_Problem_
Show all lines that include the string "legend"; copy each one.

Dataset rows about figures:
==============================

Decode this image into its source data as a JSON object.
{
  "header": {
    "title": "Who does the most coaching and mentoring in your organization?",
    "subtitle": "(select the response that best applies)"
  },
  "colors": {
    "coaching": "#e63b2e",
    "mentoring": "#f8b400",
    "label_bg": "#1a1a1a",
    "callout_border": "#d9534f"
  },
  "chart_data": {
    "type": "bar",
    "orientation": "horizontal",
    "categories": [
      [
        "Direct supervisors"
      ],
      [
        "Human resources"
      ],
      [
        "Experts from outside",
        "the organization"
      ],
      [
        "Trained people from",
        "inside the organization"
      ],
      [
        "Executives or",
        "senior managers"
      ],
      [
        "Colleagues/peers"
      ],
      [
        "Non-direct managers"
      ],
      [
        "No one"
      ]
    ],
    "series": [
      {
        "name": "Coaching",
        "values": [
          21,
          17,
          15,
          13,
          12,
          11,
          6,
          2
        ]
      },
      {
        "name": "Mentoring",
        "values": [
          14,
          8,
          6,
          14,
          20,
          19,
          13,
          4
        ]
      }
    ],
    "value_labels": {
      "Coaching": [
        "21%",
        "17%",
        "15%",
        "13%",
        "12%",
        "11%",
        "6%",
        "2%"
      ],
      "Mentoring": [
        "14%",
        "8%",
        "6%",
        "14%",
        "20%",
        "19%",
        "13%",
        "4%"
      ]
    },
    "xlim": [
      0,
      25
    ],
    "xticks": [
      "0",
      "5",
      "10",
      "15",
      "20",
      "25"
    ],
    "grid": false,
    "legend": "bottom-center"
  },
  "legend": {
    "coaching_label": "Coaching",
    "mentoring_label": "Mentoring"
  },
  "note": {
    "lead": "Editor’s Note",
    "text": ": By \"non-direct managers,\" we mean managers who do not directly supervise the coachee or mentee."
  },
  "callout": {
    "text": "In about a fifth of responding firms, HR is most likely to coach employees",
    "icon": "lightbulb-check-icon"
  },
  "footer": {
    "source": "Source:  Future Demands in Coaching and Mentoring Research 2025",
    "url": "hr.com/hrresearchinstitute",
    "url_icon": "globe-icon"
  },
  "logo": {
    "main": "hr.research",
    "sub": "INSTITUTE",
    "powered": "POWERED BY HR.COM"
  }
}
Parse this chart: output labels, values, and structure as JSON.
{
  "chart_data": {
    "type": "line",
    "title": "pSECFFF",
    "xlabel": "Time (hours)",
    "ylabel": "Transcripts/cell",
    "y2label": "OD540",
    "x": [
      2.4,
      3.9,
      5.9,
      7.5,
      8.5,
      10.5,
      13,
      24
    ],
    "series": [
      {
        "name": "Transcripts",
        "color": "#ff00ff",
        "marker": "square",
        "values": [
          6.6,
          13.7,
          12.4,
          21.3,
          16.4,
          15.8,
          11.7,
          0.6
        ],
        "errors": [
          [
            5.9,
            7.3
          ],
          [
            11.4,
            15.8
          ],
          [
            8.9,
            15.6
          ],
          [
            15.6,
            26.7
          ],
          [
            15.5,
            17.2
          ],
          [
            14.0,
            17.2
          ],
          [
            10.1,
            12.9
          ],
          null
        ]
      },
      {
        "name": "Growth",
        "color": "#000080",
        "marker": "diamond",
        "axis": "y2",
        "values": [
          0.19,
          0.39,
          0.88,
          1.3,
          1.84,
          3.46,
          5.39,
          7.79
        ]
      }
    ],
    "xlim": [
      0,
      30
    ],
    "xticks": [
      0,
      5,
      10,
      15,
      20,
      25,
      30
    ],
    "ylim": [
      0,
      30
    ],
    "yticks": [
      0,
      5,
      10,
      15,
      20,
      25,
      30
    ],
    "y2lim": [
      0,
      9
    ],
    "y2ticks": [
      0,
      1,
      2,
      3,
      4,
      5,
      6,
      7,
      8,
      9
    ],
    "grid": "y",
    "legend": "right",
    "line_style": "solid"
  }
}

==============================

_Output for this task_
    "legend": "bottom-center"
  "legend": {
    "legend": "right",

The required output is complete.